▼

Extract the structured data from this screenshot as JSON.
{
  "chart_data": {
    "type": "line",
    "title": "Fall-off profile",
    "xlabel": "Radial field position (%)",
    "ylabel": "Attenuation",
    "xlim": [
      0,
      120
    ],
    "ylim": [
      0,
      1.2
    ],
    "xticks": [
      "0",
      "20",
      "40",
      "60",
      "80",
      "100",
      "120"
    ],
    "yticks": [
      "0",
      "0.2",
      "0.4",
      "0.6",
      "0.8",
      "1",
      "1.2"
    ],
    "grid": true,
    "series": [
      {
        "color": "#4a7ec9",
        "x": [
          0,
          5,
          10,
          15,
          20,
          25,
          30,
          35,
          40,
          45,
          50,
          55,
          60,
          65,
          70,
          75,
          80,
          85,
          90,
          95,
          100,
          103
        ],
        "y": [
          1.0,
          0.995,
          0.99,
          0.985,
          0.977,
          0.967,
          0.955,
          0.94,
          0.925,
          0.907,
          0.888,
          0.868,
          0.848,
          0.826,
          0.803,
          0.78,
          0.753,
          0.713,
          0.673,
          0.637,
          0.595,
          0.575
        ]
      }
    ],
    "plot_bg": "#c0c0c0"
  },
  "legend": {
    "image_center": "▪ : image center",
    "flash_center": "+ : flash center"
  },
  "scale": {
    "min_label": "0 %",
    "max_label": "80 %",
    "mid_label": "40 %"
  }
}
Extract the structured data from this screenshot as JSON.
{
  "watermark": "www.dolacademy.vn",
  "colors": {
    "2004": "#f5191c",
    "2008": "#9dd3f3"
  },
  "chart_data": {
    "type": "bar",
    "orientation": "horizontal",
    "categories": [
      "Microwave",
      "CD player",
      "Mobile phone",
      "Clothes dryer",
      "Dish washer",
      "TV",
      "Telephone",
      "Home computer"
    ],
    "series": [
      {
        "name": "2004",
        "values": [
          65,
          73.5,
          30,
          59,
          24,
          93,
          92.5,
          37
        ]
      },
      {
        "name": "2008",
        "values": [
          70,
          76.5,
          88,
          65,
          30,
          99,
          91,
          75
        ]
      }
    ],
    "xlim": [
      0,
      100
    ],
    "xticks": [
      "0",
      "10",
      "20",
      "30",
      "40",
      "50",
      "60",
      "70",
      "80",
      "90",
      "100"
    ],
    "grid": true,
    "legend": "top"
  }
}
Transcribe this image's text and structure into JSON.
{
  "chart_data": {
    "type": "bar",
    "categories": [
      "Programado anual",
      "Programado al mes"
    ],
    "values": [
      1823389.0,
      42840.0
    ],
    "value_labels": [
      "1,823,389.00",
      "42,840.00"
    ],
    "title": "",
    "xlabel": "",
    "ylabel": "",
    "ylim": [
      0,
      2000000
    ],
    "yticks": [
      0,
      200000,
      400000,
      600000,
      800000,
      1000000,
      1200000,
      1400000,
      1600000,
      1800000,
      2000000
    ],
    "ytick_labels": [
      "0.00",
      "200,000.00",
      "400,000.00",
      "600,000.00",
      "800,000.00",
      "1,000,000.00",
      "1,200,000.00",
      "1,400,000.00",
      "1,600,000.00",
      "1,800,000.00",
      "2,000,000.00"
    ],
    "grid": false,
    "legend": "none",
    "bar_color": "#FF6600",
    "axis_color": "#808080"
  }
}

▲

◆ TASK TO CARRY OUT: Take the listing above and write it out again exactly.

◆ SOLUTION TO THIS EXERCISE:
Extract the structured data from this screenshot as JSON.
{
  "chart_data": {
    "type": "line",
    "title": "Fall-off profile",
    "xlabel": "Radial field position (%)",
    "ylabel": "Attenuation",
    "xlim": [
      0,
      120
    ],
    "ylim": [
      0,
      1.2
    ],
    "xticks": [
      "0",
      "20",
      "40",
      "60",
      "80",
      "100",
      "120"
    ],
    "yticks": [
      "0",
      "0.2",
      "0.4",
      "0.6",
      "0.8",
      "1",
      "1.2"
    ],
    "grid": true,
    "series": [
      {
        "color": "#4a7ec9",
        "x": [
          0,
          5,
          10,
          15,
          20,
          25,
          30,
          35,
          40,
          45,
          50,
          55,
          60,
          65,
          70,
          75,
          80,
          85,
          90,
          95,
          100,
          103
        ],
        "y": [
          1.0,
          0.995,
          0.99,
          0.985,
          0.977,
          0.967,
          0.955,
          0.94,
          0.925,
          0.907,
          0.888,
          0.868,
          0.848,
          0.826,
          0.803,
          0.78,
          0.753,
          0.713,
          0.673,
          0.637,
          0.595,
          0.575
        ]
      }
    ],
    "plot_bg": "#c0c0c0"
  },
  "legend": {
    "image_center": "▪ : image center",
    "flash_center": "+ : flash center"
  },
  "scale": {
    "min_label": "0 %",
    "max_label": "80 %",
    "mid_label": "40 %"
  }
}
Extract the structured data from this screenshot as JSON.
{
  "watermark": "www.dolacademy.vn",
  "colors": {
    "2004": "#f5191c",
    "2008": "#9dd3f3"
  },
  "chart_data": {
    "type": "bar",
    "orientation": "horizontal",
    "categories": [
      "Microwave",
      "CD player",
      "Mobile phone",
      "Clothes dryer",
      "Dish washer",
      "TV",
      "Telephone",
      "Home computer"
    ],
    "series": [
      {
        "name": "2004",
        "values": [
          65,
          73.5,
          30,
          59,
          24,
          93,
          92.5,
          37
        ]
      },
      {
        "name": "2008",
        "values": [
          70,
          76.5,
          88,
          65,
          30,
          99,
          91,
          75
        ]
      }
    ],
    "xlim": [
      0,
      100
    ],
    "xticks": [
      "0",
      "10",
      "20",
      "30",
      "40",
      "50",
      "60",
      "70",
      "80",
      "90",
      "100"
    ],
    "grid": true,
    "legend": "top"
  }
}
Transcribe this image's text and structure into JSON.
{
  "chart_data": {
    "type": "bar",
    "categories": [
      "Programado anual",
      "Programado al mes"
    ],
    "values": [
      1823389.0,
      42840.0
    ],
    "value_labels": [
      "1,823,389.00",
      "42,840.00"
    ],
    "title": "",
    "xlabel": "",
    "ylabel": "",
    "ylim": [
      0,
      2000000
    ],
    "yticks": [
      0,
      200000,
      400000,
      600000,
      800000,
      1000000,
      1200000,
      1400000,
      1600000,
      1800000,
      2000000
    ],
    "ytick_labels": [
      "0.00",
      "200,000.00",
      "400,000.00",
      "600,000.00",
      "800,000.00",
      "1,000,000.00",
      "1,200,000.00",
      "1,400,000.00",
      "1,600,000.00",
      "1,800,000.00",
      "2,000,000.00"
    ],
    "grid": false,
    "legend": "none",
    "bar_color": "#FF6600",
    "axis_color": "#808080"
  }
}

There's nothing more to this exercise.